Goal of the exercise:
Count the lines in the rows below that contain the string "Серийный", where uppercase and lowercase must match. Reply with the number only.
* BEGIN Records *
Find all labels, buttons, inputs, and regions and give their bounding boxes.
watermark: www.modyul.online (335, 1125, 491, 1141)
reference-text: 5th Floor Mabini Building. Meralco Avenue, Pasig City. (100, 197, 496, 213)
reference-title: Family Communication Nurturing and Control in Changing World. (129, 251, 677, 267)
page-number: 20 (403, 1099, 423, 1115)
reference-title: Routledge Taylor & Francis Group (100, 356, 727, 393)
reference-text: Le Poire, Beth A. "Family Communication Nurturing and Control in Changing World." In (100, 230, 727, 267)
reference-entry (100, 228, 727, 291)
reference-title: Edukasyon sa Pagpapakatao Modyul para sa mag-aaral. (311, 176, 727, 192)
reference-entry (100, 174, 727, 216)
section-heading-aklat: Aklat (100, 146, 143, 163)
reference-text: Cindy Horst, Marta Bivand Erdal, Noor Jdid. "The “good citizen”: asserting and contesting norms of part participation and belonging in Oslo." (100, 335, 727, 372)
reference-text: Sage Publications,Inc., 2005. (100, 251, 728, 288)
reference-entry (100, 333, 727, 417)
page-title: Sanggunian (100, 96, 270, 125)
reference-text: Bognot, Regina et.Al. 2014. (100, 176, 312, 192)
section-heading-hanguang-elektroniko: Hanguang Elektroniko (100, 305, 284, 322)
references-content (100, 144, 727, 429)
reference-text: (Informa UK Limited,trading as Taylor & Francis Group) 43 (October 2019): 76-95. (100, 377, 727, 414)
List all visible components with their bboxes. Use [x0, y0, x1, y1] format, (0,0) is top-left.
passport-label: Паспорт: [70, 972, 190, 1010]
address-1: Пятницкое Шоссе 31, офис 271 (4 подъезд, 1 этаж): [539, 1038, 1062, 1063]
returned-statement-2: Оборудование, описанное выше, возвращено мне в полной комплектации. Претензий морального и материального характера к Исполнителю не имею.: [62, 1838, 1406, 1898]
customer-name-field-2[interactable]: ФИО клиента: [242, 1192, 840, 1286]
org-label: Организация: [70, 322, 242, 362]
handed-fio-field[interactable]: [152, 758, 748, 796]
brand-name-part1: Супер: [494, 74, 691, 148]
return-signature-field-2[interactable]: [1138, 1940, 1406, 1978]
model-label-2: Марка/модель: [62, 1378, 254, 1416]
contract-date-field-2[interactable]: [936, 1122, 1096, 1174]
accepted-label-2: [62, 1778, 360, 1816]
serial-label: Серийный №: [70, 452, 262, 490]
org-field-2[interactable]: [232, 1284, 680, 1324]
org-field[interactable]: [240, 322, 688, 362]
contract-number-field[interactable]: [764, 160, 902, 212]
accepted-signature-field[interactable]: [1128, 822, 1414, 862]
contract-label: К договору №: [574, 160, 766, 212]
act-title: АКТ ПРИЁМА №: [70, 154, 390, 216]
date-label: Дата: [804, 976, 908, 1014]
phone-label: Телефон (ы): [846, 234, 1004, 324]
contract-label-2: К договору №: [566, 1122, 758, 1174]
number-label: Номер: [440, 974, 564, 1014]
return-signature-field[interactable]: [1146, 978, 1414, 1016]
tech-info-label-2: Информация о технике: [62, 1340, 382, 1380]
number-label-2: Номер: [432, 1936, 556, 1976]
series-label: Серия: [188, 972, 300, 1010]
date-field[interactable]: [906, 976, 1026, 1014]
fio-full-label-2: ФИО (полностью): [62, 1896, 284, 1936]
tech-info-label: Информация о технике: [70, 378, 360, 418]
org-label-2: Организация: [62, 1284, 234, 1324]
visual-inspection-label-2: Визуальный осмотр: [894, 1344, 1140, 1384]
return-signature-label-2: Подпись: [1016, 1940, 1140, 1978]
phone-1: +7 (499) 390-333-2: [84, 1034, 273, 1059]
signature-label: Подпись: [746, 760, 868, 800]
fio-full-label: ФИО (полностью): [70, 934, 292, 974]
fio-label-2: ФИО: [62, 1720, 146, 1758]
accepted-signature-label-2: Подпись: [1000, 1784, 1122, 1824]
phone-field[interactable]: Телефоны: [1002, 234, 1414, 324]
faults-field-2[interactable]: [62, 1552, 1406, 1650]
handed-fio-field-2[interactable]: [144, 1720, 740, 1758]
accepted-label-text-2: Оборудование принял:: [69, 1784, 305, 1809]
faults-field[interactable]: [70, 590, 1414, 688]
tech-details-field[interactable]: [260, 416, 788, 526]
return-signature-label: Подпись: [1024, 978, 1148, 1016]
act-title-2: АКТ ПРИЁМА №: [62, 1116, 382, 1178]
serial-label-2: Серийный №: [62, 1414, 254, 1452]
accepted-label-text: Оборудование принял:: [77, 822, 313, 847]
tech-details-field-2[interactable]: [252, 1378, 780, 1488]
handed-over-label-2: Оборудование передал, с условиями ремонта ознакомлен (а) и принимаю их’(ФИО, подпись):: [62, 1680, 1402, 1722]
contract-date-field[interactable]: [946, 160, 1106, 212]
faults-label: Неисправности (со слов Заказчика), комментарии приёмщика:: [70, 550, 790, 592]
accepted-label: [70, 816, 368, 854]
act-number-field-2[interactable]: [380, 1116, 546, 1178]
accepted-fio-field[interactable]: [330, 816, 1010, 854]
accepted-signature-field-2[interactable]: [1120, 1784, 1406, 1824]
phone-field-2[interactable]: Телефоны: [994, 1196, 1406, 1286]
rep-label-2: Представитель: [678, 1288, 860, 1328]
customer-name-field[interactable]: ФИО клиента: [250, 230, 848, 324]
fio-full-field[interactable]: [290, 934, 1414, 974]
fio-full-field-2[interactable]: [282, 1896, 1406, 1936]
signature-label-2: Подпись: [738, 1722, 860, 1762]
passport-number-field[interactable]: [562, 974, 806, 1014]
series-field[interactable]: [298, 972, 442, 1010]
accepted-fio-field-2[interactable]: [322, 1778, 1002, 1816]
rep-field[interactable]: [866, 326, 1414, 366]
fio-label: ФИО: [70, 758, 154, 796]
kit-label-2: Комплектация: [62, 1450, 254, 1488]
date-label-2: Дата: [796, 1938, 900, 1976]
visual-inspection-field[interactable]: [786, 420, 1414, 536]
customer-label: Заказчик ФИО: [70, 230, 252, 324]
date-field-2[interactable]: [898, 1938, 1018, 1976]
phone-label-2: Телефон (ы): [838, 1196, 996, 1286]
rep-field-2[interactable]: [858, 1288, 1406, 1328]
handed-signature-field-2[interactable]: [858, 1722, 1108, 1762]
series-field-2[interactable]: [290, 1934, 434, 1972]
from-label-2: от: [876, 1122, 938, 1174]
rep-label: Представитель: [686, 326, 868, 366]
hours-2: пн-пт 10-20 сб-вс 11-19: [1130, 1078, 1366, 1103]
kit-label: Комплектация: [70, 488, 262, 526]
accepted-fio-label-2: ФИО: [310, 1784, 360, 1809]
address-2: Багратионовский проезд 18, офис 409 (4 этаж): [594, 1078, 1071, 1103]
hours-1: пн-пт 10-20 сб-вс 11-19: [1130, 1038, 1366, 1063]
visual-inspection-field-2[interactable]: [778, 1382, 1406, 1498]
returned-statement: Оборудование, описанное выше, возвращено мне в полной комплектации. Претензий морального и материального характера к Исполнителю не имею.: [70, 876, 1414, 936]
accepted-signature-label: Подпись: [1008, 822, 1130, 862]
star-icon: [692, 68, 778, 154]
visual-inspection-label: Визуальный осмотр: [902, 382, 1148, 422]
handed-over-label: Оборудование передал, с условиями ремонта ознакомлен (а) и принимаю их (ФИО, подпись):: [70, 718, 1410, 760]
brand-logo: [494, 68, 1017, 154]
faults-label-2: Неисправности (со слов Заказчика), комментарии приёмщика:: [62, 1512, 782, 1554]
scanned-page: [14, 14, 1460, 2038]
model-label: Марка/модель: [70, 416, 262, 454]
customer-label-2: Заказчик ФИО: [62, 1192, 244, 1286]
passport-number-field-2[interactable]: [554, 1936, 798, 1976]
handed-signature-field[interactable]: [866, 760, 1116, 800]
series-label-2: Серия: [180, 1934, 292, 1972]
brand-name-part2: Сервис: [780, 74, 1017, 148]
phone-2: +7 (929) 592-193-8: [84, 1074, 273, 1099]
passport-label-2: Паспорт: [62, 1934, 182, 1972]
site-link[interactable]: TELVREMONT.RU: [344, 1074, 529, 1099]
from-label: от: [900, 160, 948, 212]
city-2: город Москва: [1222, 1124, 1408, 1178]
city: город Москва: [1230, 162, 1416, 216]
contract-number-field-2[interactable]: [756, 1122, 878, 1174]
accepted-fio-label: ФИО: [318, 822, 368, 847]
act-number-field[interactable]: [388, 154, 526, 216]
* END Records *
Exercise result:
2